### Requirement
Repeat the listing exactly as given, omitting every image.

── Material for this exercise ──

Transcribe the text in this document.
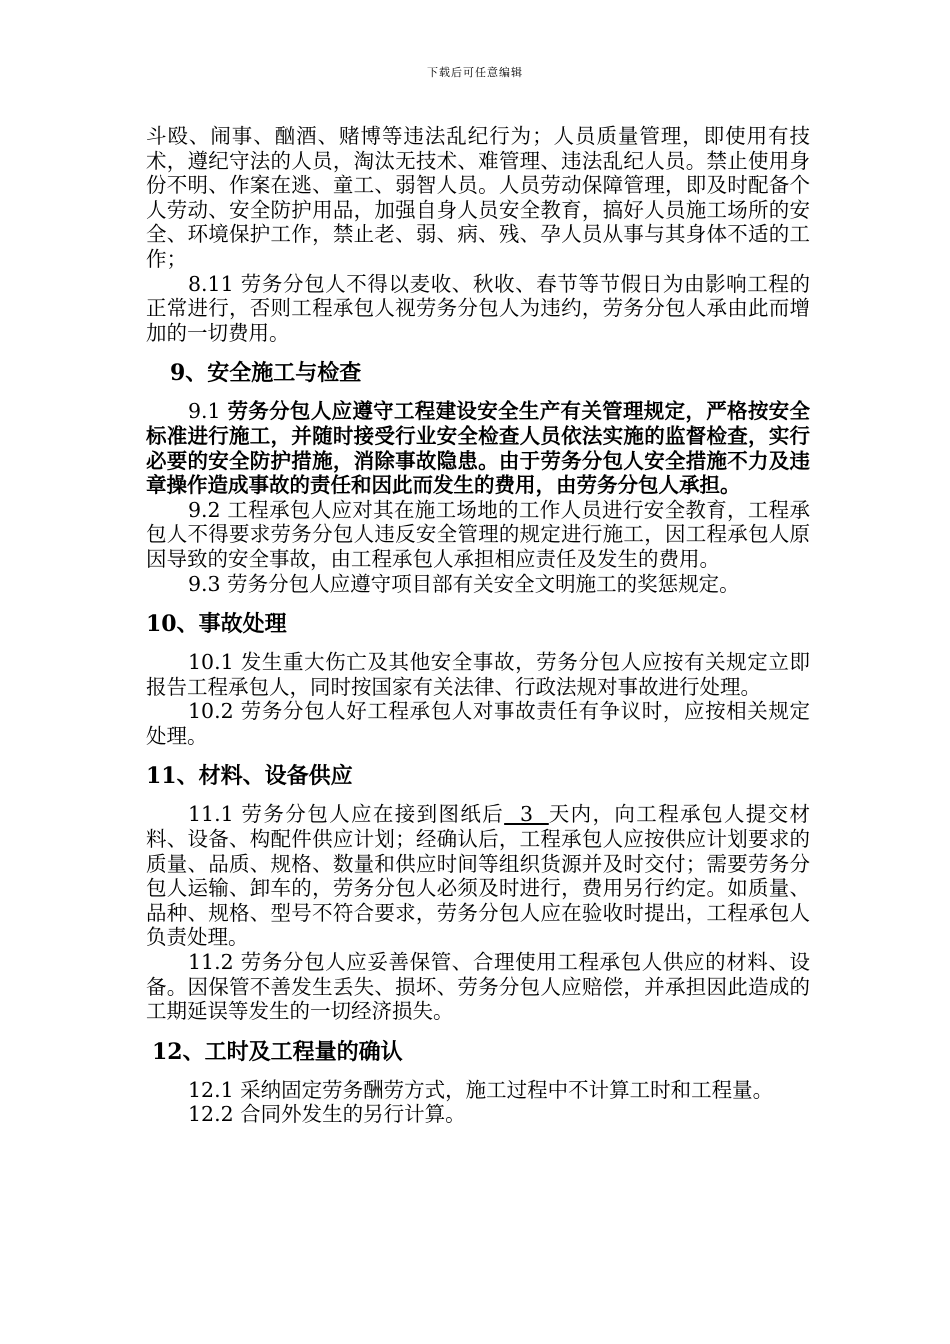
下载后可任意编辑

斗殴、闹事、酗酒、赌博等违法乱纪行为；人员质量管理，即使用有技术，遵纪守法的人员，淘汰无技术、难管理、违法乱纪人员。禁止使用身份不明、作案在逃、童工、弱智人员。人员劳动保障管理，即及时配备个人劳动、安全防护用品，加强自身人员安全教育，搞好人员施工场所的安全、环境保护工作，禁止老、弱、病、残、孕人员从事与其身体不适的工作；

8.11 劳务分包人不得以麦收、秋收、春节等节假日为由影响工程的正常进行，否则工程承包人视劳务分包人为违约，劳务分包人承由此而增加的一切费用。

9、安全施工与检查

9.1 劳务分包人应遵守工程建设安全生产有关管理规定，严格按安全标准进行施工，并随时接受行业安全检查人员依法实施的监督检查，实行必要的安全防护措施，消除事故隐患。由于劳务分包人安全措施不力及违章操作造成事故的责任和因此而发生的费用，由劳务分包人承担。

9.2 工程承包人应对其在施工场地的工作人员进行安全教育，工程承包人不得要求劳务分包人违反安全管理的规定进行施工，因工程承包人原因导致的安全事故，由工程承包人承担相应责任及发生的费用。

9.3 劳务分包人应遵守项目部有关安全文明施工的奖惩规定。

10、事故处理

10.1 发生重大伤亡及其他安全事故，劳务分包人应按有关规定立即报告工程承包人，同时按国家有关法律、行政法规对事故进行处理。

10.2 劳务分包人好工程承包人对事故责任有争议时，应按相关规定处理。

11、材料、设备供应

11.1 劳务分包人应在接到图纸后  3  天内，向工程承包人提交材料、设备、构配件供应计划；经确认后，工程承包人应按供应计划要求的质量、品质、规格、数量和供应时间等组织货源并及时交付；需要劳务分包人运输、卸车的，劳务分包人必须及时进行，费用另行约定。如质量、品种、规格、型号不符合要求，劳务分包人应在验收时提出，工程承包人负责处理。

11.2 劳务分包人应妥善保管、合理使用工程承包人供应的材料、设备。因保管不善发生丢失、损坏、劳务分包人应赔偿，并承担因此造成的工期延误等发生的一切经济损失。

12、工时及工程量的确认

12.1 采纳固定劳务酬劳方式，施工过程中不计算工时和工程量。

12.2 合同外发生的另行计算。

───

### Task result
Transcribe the text in this document.
下载后可任意编辑

斗殴、闹事、酗酒、赌博等违法乱纪行为；人员质量管理，即使用有技术，遵纪守法的人员，淘汰无技术、难管理、违法乱纪人员。禁止使用身份不明、作案在逃、童工、弱智人员。人员劳动保障管理，即及时配备个人劳动、安全防护用品，加强自身人员安全教育，搞好人员施工场所的安全、环境保护工作，禁止老、弱、病、残、孕人员从事与其身体不适的工作；

8.11 劳务分包人不得以麦收、秋收、春节等节假日为由影响工程的正常进行，否则工程承包人视劳务分包人为违约，劳务分包人承由此而增加的一切费用。

9、安全施工与检查

9.1 劳务分包人应遵守工程建设安全生产有关管理规定，严格按安全标准进行施工，并随时接受行业安全检查人员依法实施的监督检查，实行必要的安全防护措施，消除事故隐患。由于劳务分包人安全措施不力及违章操作造成事故的责任和因此而发生的费用，由劳务分包人承担。

9.2 工程承包人应对其在施工场地的工作人员进行安全教育，工程承包人不得要求劳务分包人违反安全管理的规定进行施工，因工程承包人原因导致的安全事故，由工程承包人承担相应责任及发生的费用。

9.3 劳务分包人应遵守项目部有关安全文明施工的奖惩规定。

10、事故处理

10.1 发生重大伤亡及其他安全事故，劳务分包人应按有关规定立即报告工程承包人，同时按国家有关法律、行政法规对事故进行处理。

10.2 劳务分包人好工程承包人对事故责任有争议时，应按相关规定处理。

11、材料、设备供应

11.1 劳务分包人应在接到图纸后  3  天内，向工程承包人提交材料、设备、构配件供应计划；经确认后，工程承包人应按供应计划要求的质量、品质、规格、数量和供应时间等组织货源并及时交付；需要劳务分包人运输、卸车的，劳务分包人必须及时进行，费用另行约定。如质量、品种、规格、型号不符合要求，劳务分包人应在验收时提出，工程承包人负责处理。

11.2 劳务分包人应妥善保管、合理使用工程承包人供应的材料、设备。因保管不善发生丢失、损坏、劳务分包人应赔偿，并承担因此造成的工期延误等发生的一切经济损失。

12、工时及工程量的确认

12.1 采纳固定劳务酬劳方式，施工过程中不计算工时和工程量。

12.2 合同外发生的另行计算。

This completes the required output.